WHAT TO PRODUCE:
Search each line below for "bottom", then return the lines where it appears.

Figure content listings
——————
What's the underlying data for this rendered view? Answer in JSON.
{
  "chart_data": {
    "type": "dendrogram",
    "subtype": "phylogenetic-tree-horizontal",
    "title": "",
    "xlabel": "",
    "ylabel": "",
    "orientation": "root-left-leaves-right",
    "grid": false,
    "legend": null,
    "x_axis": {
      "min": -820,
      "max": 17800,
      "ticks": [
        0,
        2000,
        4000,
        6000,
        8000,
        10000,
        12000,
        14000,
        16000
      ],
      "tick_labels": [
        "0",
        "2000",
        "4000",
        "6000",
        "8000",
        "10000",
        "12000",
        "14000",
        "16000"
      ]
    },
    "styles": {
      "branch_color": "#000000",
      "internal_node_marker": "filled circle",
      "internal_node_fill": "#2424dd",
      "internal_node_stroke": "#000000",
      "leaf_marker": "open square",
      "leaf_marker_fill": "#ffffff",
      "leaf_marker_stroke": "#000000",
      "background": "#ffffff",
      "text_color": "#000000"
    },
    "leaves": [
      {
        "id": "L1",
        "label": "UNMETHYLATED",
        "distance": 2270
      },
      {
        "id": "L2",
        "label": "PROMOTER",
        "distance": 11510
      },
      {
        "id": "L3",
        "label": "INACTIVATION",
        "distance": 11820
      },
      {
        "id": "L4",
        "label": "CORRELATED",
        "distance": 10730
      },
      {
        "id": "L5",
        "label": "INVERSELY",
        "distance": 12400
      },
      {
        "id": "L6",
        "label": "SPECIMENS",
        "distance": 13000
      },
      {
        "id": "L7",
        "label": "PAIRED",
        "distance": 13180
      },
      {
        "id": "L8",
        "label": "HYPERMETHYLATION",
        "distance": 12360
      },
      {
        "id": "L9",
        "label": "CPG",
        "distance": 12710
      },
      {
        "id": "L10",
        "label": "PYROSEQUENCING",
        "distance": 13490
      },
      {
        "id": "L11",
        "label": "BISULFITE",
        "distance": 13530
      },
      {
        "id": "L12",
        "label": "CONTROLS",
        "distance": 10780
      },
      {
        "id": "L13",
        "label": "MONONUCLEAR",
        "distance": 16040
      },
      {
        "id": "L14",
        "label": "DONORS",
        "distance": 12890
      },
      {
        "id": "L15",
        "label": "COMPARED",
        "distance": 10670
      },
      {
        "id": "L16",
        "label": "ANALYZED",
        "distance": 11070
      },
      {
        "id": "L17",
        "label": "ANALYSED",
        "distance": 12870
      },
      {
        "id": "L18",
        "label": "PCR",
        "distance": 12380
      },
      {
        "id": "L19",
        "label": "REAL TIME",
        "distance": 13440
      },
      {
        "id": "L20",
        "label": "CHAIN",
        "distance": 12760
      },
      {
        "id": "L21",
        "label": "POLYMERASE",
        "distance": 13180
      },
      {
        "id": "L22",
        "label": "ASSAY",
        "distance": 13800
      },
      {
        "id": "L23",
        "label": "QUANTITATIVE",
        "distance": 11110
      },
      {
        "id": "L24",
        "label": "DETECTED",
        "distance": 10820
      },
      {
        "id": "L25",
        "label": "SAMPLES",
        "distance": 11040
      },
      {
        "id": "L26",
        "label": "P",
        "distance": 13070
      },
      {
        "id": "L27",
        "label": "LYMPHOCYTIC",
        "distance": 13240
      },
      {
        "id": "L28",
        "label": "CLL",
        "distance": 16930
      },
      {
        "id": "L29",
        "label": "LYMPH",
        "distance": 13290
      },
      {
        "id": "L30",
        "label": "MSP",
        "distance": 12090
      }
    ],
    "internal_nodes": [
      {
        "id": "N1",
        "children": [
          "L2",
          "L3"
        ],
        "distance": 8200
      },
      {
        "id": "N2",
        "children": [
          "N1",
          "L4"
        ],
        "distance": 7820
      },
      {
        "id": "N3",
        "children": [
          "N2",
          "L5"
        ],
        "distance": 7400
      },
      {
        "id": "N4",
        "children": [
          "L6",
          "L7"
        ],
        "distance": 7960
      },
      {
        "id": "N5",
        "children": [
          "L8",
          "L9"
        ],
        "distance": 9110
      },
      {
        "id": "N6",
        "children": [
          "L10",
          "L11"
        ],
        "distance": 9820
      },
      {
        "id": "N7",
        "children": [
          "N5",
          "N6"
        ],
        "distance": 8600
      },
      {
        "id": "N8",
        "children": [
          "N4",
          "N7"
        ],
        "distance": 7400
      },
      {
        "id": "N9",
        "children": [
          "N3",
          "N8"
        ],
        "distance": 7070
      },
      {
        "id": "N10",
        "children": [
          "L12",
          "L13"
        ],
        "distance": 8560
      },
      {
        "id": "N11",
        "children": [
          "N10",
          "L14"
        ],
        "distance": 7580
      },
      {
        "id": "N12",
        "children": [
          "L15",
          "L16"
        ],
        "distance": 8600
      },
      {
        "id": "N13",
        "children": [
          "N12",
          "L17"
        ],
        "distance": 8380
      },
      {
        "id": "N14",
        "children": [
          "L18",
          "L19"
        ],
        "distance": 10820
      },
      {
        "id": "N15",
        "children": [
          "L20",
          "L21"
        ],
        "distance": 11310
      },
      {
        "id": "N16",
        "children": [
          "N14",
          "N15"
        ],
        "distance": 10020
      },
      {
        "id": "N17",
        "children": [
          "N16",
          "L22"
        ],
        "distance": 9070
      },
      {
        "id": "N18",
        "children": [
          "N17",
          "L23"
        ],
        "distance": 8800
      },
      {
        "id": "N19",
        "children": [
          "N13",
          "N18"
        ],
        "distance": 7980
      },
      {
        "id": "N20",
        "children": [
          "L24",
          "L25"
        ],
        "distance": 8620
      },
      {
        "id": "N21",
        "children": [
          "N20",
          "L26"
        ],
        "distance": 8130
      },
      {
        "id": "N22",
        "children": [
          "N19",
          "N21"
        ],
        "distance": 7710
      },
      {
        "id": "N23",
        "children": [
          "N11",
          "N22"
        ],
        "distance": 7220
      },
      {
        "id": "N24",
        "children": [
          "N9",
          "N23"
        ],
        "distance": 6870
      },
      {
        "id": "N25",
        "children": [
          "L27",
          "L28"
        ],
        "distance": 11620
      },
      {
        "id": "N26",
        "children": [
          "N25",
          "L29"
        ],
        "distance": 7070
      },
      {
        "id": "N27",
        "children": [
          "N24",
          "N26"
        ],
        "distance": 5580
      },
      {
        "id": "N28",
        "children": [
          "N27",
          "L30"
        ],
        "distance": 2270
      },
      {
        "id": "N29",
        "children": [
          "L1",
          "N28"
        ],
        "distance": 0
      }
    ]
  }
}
——————
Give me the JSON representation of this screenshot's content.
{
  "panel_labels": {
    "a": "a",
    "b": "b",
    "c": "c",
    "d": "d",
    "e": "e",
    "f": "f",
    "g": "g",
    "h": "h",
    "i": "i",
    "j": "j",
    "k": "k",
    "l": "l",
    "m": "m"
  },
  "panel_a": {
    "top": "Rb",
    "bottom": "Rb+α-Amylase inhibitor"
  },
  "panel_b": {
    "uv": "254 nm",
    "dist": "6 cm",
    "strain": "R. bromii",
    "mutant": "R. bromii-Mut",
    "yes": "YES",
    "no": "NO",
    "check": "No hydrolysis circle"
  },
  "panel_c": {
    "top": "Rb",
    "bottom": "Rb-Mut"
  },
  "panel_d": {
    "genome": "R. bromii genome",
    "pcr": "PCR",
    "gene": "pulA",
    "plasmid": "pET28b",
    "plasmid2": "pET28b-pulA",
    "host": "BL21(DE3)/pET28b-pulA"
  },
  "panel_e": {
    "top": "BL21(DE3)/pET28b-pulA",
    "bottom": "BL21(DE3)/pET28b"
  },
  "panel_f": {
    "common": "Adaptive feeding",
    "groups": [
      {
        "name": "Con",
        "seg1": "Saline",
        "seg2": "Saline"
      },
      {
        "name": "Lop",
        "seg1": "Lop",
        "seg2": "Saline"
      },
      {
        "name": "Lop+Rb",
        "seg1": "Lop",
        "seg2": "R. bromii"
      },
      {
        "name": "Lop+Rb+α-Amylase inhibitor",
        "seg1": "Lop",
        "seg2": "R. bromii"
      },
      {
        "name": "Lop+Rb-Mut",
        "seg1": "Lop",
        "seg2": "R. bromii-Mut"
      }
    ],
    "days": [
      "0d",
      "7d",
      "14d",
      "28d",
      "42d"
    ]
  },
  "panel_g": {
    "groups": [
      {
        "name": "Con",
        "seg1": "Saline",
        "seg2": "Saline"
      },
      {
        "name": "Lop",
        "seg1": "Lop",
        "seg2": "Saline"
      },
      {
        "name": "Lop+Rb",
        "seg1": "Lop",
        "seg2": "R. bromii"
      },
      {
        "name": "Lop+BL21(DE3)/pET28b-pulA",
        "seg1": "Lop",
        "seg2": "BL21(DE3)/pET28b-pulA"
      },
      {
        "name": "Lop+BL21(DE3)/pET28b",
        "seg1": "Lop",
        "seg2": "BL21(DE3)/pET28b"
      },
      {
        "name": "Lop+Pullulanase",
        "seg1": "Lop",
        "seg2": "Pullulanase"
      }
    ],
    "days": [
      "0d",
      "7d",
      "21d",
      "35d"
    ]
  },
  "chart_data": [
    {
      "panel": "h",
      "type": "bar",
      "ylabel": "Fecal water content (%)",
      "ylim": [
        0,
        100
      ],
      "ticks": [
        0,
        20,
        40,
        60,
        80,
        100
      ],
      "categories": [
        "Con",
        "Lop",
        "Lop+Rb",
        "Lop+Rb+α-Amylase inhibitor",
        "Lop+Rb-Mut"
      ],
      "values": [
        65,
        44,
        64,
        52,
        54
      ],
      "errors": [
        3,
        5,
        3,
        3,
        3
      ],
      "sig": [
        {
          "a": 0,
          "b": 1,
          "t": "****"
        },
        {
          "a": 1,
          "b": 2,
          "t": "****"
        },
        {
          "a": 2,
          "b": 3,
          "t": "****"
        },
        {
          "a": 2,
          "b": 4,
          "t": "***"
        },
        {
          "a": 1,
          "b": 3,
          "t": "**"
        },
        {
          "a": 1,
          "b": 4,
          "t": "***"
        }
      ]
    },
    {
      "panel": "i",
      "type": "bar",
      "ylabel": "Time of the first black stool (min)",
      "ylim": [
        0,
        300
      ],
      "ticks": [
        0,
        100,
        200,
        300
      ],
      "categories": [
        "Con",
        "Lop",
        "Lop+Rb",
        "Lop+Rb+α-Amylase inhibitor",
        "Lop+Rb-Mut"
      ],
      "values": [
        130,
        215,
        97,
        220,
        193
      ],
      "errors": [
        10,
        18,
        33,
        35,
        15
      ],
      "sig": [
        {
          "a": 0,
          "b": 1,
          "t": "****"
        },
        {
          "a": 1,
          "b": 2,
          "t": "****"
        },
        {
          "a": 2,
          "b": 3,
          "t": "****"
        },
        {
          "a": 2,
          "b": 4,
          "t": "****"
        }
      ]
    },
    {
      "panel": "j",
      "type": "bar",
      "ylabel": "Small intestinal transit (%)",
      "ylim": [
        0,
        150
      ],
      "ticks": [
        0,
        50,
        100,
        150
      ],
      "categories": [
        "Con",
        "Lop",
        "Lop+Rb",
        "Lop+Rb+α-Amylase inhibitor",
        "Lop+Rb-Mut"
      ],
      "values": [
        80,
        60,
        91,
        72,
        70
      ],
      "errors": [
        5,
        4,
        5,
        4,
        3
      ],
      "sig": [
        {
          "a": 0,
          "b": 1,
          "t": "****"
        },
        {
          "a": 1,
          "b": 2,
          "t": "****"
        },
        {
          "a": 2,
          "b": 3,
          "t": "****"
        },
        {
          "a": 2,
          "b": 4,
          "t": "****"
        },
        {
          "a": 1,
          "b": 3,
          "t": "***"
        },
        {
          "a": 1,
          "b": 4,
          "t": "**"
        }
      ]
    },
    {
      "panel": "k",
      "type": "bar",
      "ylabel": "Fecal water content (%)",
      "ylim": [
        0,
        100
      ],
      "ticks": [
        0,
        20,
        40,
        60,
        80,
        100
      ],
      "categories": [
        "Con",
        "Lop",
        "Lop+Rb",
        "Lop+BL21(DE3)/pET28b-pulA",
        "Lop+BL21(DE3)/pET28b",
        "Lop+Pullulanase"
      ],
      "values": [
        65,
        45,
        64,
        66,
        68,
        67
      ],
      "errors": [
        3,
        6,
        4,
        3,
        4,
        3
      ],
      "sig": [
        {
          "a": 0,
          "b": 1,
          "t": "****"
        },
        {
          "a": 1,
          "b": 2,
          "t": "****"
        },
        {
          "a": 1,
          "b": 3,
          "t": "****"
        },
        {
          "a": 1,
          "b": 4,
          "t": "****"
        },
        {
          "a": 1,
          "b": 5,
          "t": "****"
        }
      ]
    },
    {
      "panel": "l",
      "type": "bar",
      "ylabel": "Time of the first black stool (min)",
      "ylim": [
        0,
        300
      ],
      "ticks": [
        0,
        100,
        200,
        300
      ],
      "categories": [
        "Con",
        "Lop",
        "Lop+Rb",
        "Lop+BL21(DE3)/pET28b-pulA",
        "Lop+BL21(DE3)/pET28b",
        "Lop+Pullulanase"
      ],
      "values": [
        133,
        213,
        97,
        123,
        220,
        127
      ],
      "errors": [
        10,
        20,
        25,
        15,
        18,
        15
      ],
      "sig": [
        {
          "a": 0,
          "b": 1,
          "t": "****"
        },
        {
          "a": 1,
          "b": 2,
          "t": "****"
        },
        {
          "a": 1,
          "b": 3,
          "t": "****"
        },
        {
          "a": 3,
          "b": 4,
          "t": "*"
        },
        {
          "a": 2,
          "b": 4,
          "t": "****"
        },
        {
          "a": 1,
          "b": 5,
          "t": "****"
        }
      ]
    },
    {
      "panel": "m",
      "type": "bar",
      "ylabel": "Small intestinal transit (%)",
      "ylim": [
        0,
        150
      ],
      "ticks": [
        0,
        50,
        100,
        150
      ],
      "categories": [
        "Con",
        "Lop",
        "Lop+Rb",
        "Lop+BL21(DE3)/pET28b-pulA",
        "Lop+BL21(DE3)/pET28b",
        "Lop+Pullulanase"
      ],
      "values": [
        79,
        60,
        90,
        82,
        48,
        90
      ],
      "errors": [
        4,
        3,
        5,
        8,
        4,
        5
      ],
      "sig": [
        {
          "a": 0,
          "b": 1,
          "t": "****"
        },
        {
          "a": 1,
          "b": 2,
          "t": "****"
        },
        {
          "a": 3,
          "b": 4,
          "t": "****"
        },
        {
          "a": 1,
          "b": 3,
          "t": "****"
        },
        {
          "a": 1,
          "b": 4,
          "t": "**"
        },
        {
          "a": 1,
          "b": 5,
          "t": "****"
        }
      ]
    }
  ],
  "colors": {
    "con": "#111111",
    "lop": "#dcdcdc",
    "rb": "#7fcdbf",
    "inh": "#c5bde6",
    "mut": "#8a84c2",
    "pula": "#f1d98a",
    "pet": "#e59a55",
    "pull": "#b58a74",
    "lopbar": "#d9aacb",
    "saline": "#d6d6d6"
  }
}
——————
EXERCISE SOLUTION:
    "bottom": "Rb+α-Amylase inhibitor"
    "bottom": "Rb-Mut"
    "bottom": "BL21(DE3)/pET28b"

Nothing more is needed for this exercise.